TASK DESCRIPTION:
Tally up the lines below that include the word "frac". Answer with the number alone.

Data records
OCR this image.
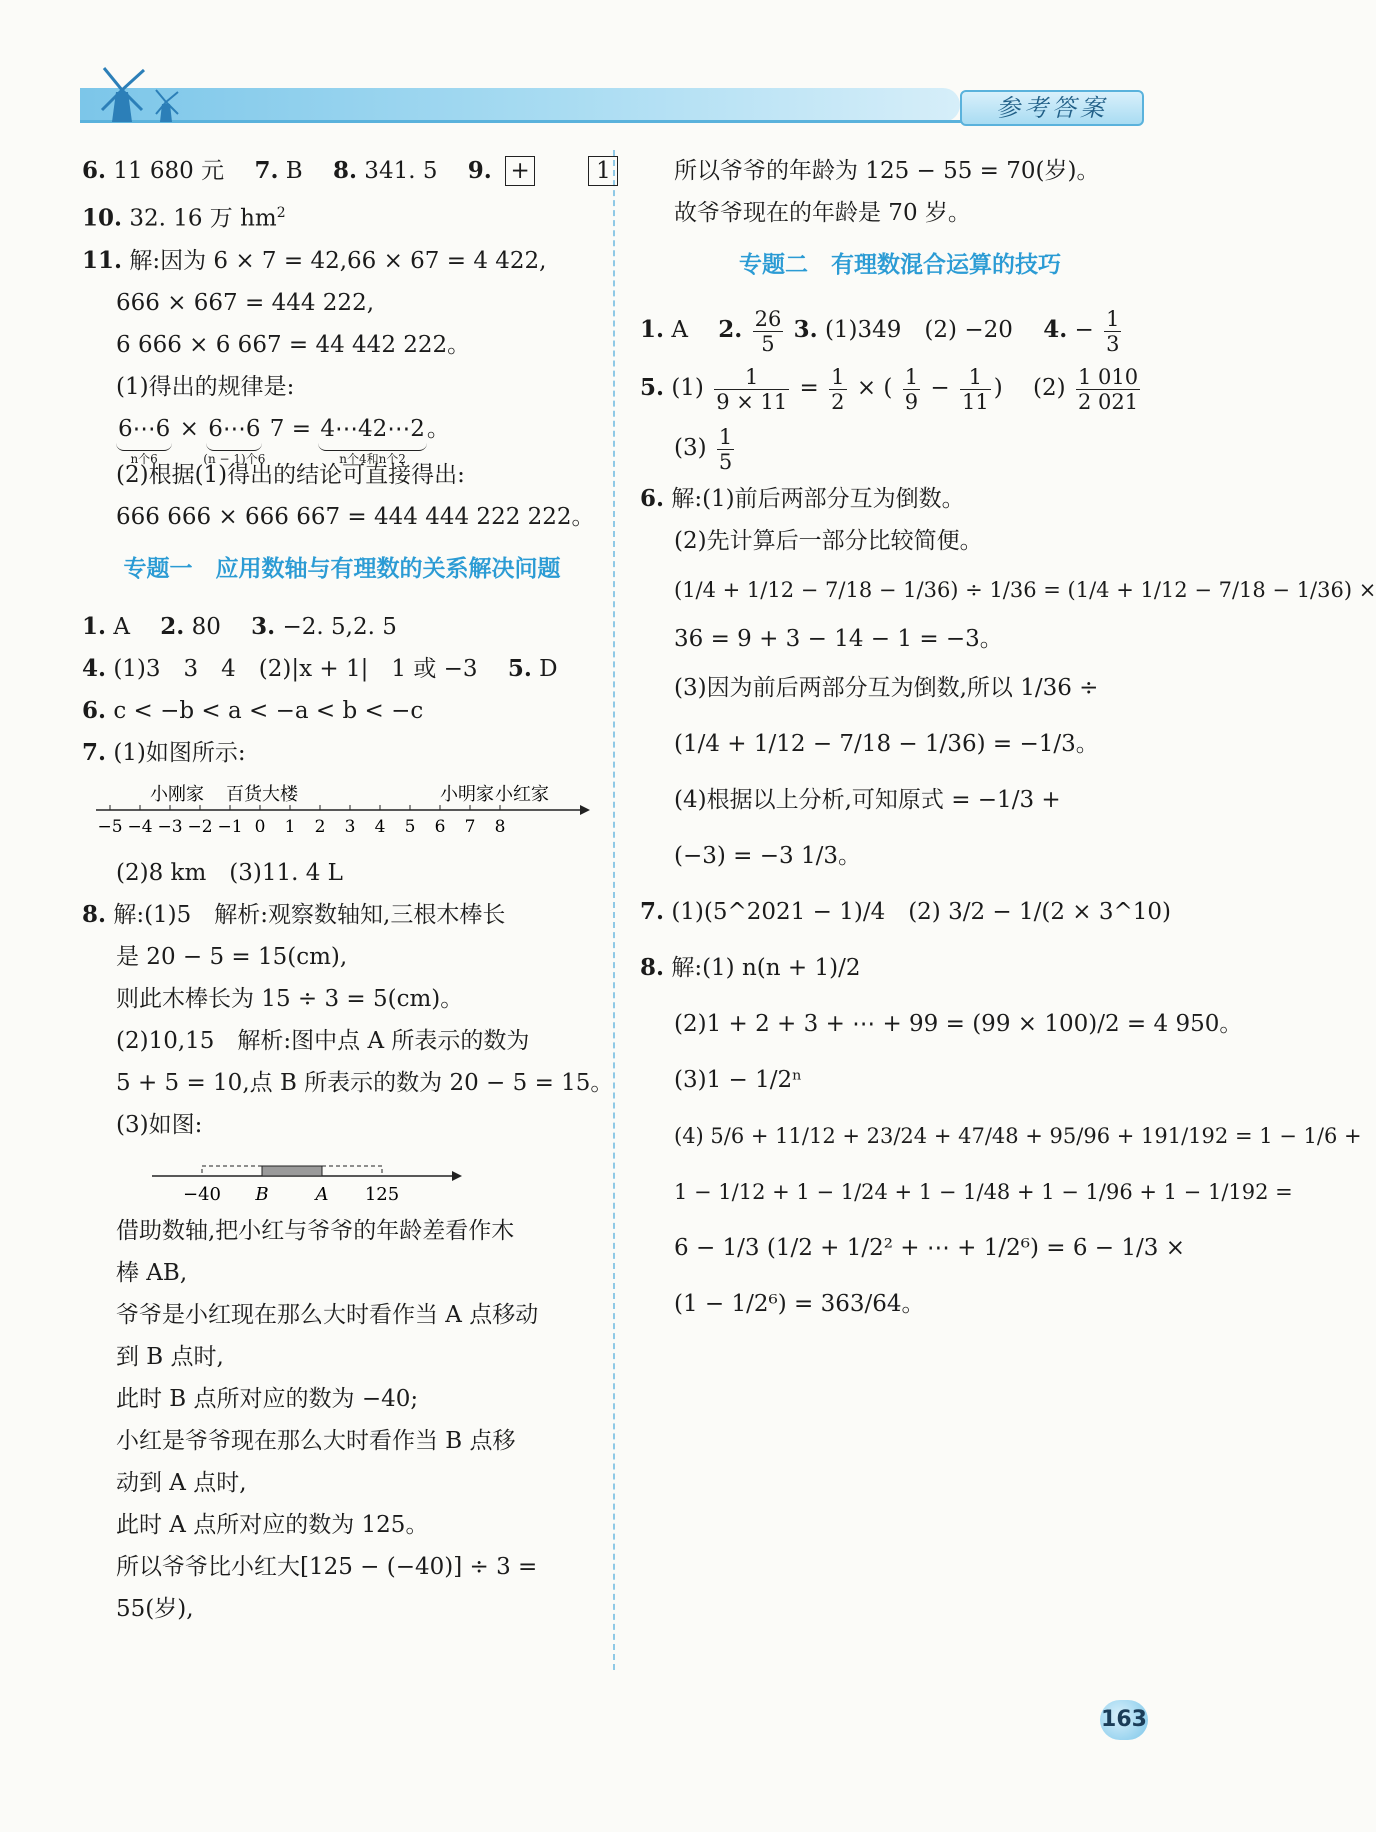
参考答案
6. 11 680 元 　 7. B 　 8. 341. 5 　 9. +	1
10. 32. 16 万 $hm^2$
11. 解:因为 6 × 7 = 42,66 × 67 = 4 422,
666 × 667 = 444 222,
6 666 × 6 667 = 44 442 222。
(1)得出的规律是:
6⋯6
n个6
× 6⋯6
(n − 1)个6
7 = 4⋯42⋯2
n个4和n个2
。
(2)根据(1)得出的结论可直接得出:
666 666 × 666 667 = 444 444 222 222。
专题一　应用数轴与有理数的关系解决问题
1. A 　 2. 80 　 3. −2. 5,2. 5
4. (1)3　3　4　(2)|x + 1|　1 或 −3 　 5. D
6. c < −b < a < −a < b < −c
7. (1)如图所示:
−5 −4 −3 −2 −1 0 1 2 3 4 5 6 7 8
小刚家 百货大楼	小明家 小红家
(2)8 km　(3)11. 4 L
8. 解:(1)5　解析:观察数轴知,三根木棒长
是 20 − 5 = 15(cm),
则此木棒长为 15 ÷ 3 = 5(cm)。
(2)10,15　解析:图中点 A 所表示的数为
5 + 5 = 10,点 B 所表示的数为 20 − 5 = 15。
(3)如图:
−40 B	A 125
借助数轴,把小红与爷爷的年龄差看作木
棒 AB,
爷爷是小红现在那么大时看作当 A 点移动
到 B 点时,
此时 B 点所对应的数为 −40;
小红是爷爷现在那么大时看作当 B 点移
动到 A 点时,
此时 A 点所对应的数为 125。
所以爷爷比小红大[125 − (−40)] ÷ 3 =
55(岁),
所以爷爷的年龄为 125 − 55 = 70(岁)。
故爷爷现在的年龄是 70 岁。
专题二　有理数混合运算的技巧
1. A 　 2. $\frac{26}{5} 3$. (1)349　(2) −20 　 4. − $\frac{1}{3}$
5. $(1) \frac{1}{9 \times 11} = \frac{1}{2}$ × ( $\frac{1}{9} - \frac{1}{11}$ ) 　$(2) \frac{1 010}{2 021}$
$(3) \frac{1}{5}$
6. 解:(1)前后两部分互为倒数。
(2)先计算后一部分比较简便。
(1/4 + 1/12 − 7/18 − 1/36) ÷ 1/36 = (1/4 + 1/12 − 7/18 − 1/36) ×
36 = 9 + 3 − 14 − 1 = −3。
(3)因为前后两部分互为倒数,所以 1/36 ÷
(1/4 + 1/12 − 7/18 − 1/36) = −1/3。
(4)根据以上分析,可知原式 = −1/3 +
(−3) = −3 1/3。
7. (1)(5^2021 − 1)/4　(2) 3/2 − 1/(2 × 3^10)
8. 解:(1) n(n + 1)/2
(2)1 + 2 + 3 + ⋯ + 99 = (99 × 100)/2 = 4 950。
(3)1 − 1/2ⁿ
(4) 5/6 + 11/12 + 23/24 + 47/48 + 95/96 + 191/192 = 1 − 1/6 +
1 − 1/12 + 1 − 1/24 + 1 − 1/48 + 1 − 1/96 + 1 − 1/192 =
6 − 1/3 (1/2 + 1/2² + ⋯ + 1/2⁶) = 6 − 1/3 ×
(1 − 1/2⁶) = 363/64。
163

RESULT FOR THIS TASK:
3